__Given entries__.
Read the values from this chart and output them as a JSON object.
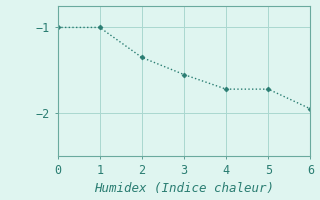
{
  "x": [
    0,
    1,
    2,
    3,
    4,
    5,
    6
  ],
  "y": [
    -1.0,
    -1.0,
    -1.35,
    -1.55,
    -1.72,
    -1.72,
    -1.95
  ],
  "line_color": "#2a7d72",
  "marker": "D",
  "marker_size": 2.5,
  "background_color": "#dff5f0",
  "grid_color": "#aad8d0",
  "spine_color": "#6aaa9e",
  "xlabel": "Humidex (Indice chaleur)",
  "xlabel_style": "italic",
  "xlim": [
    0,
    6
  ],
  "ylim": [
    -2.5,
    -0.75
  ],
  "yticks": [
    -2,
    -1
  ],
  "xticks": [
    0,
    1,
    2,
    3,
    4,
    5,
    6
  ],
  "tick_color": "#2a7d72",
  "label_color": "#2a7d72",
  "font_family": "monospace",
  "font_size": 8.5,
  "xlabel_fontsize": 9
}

* * *

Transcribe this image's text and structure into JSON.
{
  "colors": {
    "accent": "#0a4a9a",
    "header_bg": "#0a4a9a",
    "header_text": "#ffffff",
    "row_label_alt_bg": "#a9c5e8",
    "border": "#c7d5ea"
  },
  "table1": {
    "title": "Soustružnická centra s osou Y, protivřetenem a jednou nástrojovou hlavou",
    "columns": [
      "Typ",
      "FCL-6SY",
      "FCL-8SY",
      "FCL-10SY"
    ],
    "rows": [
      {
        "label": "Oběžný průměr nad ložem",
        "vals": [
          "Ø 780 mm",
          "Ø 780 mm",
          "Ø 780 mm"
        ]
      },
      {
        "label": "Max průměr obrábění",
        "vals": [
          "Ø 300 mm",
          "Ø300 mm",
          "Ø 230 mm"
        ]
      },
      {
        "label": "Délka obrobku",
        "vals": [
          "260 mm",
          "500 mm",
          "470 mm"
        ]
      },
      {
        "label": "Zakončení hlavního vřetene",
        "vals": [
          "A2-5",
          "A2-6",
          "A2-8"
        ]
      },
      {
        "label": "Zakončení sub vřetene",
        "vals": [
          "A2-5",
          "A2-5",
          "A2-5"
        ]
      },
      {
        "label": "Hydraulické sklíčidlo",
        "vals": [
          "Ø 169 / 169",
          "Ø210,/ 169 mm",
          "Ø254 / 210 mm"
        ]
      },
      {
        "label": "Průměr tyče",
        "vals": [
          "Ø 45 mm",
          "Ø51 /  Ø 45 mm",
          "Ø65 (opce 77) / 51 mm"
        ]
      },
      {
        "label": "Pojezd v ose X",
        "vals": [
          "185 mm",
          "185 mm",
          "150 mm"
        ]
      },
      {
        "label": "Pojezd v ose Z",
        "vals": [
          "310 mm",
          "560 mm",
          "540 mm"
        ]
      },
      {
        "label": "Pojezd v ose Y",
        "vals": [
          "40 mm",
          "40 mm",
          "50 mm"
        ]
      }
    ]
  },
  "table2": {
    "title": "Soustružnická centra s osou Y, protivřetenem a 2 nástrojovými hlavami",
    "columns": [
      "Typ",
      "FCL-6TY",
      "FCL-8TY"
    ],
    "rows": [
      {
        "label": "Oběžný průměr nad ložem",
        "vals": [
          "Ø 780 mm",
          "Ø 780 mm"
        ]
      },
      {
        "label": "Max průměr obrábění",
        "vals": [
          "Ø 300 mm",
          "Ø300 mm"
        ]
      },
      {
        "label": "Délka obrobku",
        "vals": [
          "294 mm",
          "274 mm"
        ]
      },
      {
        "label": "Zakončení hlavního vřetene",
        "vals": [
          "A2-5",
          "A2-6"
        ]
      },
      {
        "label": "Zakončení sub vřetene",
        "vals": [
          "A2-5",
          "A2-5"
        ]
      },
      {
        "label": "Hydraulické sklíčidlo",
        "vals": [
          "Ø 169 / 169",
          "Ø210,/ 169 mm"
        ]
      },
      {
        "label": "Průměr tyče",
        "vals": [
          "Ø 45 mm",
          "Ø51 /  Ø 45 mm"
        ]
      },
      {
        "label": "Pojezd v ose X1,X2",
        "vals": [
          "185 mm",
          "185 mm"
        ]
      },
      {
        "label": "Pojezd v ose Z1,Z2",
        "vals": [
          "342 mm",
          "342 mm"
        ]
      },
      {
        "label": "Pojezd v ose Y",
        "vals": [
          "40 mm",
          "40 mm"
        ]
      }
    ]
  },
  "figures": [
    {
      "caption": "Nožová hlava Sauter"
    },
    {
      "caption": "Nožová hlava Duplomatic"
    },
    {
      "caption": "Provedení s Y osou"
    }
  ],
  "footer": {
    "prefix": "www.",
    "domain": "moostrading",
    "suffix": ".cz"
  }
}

__Directions__.
Set out every line from the material that contains the string "centra".

__Result__.
    "title": "Soustružnická centra s osou Y, protivřetenem a jednou nástrojovou hlavou",
    "title": "Soustružnická centra s osou Y, protivřetenem a 2 nástrojovými hlavami",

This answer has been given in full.